-- START --

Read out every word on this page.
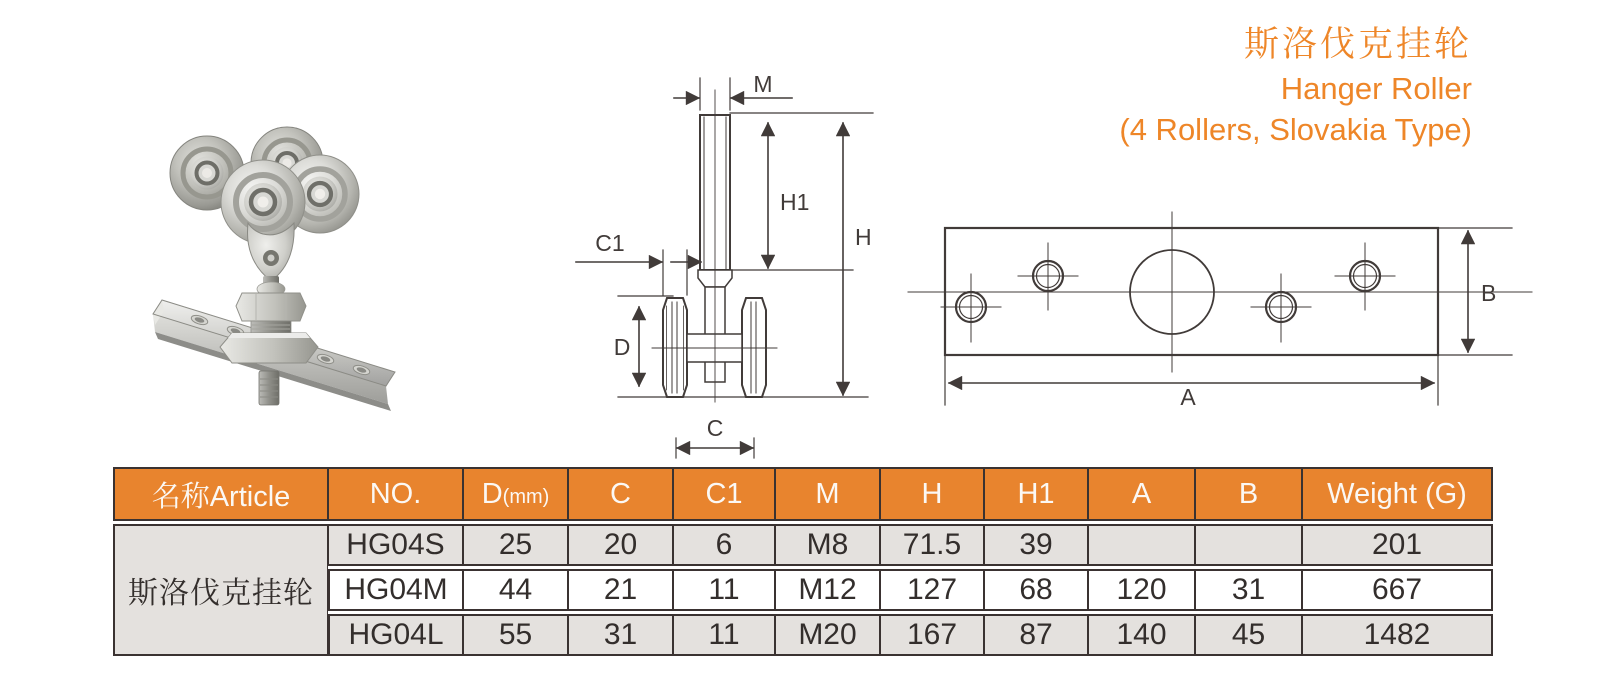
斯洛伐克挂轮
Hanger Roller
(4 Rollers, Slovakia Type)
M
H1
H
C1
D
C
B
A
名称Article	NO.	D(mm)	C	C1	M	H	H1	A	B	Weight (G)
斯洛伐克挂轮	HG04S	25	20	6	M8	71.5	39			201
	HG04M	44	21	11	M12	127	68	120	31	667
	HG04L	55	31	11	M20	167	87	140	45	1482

-- END --
-- START --

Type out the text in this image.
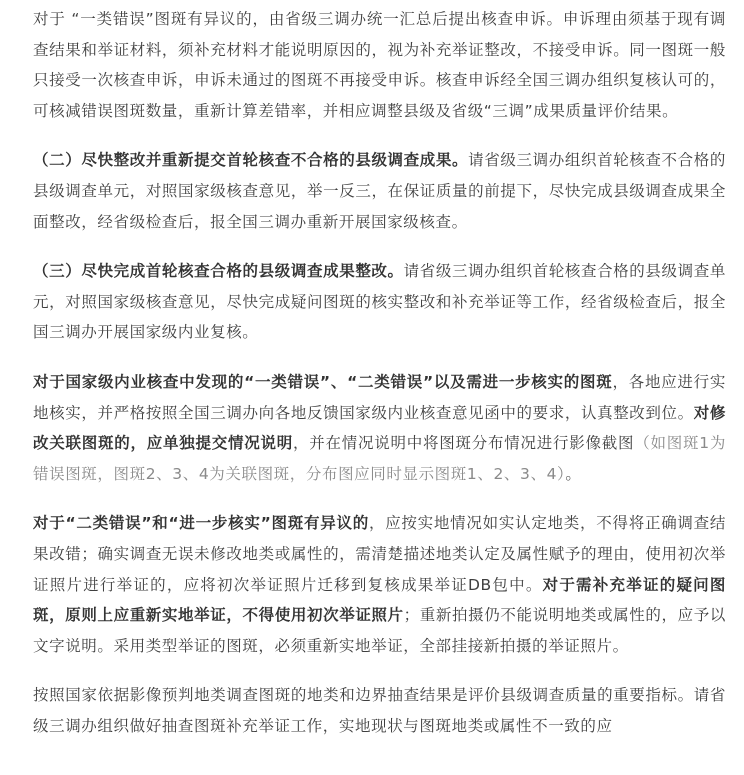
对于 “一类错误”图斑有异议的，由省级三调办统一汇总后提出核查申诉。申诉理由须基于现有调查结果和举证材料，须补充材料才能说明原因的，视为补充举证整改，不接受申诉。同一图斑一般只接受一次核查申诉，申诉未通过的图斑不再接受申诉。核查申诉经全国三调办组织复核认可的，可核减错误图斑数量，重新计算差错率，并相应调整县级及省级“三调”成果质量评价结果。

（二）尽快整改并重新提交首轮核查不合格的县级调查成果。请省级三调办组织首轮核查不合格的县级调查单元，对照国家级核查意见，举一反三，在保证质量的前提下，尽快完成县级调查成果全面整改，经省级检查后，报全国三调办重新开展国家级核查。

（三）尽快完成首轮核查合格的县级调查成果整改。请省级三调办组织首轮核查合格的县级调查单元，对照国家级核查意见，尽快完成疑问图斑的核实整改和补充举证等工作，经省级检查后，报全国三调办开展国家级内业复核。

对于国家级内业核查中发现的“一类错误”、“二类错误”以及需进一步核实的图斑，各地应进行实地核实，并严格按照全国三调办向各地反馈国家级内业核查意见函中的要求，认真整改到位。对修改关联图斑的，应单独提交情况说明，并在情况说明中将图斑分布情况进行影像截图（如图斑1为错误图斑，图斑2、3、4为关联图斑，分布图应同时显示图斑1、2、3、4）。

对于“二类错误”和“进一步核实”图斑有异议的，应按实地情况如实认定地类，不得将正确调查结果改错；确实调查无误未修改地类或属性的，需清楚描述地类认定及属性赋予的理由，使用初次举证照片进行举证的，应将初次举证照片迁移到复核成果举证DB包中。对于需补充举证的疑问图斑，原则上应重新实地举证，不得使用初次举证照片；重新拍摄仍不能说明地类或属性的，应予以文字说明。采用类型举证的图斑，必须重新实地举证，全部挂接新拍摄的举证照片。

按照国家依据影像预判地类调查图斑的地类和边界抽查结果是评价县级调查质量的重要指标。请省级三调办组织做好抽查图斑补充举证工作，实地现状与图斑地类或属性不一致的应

-- END --

WHAT YOU SHOULD DO: Copy every single line of the material above that holds "对照国家级核查意见".

OUTPUT FOR THIS TASK:
（二）尽快整改并重新提交首轮核查不合格的县级调查成果。请省级三调办组织首轮核查不合格的县级调查单元，对照国家级核查意见，举一反三，在保证质量的前提下，尽快完成县级调查成果全面整改，经省级检查后，报全国三调办重新开展国家级核查。
（三）尽快完成首轮核查合格的县级调查成果整改。请省级三调办组织首轮核查合格的县级调查单元，对照国家级核查意见，尽快完成疑问图斑的核实整改和补充举证等工作，经省级检查后，报全国三调办开展国家级内业复核。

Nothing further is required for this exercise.